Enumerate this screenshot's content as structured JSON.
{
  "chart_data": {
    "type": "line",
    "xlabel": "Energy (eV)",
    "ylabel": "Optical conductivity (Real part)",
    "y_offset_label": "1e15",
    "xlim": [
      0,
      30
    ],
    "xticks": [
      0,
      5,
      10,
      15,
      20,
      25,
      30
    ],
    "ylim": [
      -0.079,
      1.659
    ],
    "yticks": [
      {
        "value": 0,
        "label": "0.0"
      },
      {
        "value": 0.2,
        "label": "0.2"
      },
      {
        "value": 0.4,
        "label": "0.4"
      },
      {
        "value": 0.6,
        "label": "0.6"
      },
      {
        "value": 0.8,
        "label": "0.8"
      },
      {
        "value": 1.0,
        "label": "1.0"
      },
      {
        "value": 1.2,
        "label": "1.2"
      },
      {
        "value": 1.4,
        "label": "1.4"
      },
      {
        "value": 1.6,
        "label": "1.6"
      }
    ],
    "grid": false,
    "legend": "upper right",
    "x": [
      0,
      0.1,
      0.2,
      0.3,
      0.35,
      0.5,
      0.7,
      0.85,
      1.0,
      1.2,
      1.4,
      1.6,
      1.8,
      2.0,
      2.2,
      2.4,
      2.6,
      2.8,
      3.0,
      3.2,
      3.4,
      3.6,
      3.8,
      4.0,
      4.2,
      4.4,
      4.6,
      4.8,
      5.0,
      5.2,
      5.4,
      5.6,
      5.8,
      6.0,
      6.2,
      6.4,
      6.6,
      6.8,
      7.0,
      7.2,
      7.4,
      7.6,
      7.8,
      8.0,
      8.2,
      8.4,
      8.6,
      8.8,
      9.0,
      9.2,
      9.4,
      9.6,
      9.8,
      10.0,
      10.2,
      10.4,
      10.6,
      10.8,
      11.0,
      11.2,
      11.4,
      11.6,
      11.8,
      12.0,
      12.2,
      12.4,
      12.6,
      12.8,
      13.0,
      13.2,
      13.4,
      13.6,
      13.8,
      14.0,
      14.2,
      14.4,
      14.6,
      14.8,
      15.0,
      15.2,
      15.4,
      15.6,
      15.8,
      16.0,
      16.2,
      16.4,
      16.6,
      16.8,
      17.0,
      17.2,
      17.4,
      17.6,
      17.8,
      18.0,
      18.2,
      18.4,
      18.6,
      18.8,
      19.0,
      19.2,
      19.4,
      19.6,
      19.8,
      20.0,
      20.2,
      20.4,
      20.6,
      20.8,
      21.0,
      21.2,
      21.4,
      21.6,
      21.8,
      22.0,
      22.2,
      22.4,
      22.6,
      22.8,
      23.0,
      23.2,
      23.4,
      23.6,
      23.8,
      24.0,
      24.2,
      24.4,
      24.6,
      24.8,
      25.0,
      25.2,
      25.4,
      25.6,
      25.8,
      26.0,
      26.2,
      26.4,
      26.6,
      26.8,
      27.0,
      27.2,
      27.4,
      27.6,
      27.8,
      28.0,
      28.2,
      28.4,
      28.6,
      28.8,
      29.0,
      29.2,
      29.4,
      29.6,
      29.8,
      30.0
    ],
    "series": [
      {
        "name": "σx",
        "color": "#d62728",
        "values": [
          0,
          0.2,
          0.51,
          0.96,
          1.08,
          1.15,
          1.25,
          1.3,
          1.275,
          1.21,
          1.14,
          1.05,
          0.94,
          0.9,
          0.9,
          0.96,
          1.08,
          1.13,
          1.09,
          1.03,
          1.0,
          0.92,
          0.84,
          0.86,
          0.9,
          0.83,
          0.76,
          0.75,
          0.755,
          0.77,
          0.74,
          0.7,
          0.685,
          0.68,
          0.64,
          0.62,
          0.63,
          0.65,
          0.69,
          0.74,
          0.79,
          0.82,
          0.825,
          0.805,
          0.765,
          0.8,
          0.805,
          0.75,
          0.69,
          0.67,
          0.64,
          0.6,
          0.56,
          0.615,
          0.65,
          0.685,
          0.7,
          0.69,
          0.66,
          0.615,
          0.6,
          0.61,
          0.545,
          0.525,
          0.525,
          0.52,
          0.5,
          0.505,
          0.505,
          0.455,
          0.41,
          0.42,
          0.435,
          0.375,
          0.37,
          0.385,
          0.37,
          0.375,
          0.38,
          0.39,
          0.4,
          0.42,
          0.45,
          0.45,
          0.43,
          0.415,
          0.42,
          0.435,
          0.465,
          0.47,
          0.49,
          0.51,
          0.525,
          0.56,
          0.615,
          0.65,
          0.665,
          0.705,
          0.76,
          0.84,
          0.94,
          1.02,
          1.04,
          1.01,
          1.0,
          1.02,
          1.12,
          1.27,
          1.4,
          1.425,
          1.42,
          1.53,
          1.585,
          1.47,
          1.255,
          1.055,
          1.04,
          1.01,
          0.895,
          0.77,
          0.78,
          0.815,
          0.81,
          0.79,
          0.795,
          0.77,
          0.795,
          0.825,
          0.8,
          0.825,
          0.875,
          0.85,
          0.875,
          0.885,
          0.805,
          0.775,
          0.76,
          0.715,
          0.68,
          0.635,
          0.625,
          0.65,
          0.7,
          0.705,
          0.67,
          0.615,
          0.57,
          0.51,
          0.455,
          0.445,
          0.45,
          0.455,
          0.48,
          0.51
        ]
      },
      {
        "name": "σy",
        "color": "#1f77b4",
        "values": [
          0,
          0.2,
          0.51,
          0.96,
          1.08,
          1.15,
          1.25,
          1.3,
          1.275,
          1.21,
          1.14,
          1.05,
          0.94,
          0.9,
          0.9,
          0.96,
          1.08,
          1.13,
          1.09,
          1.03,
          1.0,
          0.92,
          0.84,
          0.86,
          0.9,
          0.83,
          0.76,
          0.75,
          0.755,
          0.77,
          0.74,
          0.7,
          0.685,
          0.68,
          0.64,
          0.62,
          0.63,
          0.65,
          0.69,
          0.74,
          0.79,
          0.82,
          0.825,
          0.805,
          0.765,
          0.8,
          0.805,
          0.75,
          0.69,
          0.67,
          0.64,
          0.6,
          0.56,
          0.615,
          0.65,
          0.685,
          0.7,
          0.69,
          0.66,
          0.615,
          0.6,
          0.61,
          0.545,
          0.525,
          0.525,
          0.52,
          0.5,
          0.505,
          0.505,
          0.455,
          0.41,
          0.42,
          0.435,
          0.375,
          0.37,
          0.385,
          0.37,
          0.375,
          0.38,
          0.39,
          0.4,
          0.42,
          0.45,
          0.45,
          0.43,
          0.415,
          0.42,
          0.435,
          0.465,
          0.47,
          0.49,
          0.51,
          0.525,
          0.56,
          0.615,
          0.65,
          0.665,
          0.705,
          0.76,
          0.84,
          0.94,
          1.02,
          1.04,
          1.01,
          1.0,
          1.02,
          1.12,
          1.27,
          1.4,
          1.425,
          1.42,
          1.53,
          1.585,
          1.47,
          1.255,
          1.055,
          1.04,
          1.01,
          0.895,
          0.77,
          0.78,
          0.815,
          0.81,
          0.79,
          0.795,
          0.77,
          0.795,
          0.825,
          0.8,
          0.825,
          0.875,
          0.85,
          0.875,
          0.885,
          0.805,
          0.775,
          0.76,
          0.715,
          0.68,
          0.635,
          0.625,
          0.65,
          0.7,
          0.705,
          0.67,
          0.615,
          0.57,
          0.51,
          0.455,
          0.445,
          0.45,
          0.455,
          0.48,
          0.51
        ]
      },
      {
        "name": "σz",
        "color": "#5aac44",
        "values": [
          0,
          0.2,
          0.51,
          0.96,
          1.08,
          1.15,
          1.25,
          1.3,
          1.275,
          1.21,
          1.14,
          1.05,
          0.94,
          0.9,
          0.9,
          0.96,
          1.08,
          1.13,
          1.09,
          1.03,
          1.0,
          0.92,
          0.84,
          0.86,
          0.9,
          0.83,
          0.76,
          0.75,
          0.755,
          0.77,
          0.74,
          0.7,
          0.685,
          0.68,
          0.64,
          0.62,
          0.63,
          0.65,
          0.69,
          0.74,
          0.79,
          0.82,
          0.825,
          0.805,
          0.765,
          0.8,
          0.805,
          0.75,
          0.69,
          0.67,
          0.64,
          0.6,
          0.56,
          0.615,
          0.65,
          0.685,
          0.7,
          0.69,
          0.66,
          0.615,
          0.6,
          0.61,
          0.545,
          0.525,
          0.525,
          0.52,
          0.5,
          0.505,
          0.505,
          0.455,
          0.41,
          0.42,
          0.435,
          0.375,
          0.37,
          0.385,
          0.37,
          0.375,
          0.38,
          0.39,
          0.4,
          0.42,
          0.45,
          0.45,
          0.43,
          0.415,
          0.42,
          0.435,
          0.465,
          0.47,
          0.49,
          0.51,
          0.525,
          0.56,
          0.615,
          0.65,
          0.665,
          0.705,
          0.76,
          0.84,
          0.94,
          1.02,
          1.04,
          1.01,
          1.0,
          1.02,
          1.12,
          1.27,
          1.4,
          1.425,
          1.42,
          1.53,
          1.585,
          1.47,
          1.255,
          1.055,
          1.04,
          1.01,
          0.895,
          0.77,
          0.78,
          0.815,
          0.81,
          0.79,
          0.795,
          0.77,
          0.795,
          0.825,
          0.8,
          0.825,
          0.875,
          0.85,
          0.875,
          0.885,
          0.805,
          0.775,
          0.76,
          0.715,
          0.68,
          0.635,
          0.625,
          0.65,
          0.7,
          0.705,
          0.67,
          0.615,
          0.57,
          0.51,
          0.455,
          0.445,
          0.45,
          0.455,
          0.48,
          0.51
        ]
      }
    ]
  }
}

#### WORK TO BE COMPLETED:
List all lines in the material containing the string "color".

#### WRITTEN SOLUTION:
        "color": "#d62728",
        "color": "#1f77b4",
        "color": "#5aac44",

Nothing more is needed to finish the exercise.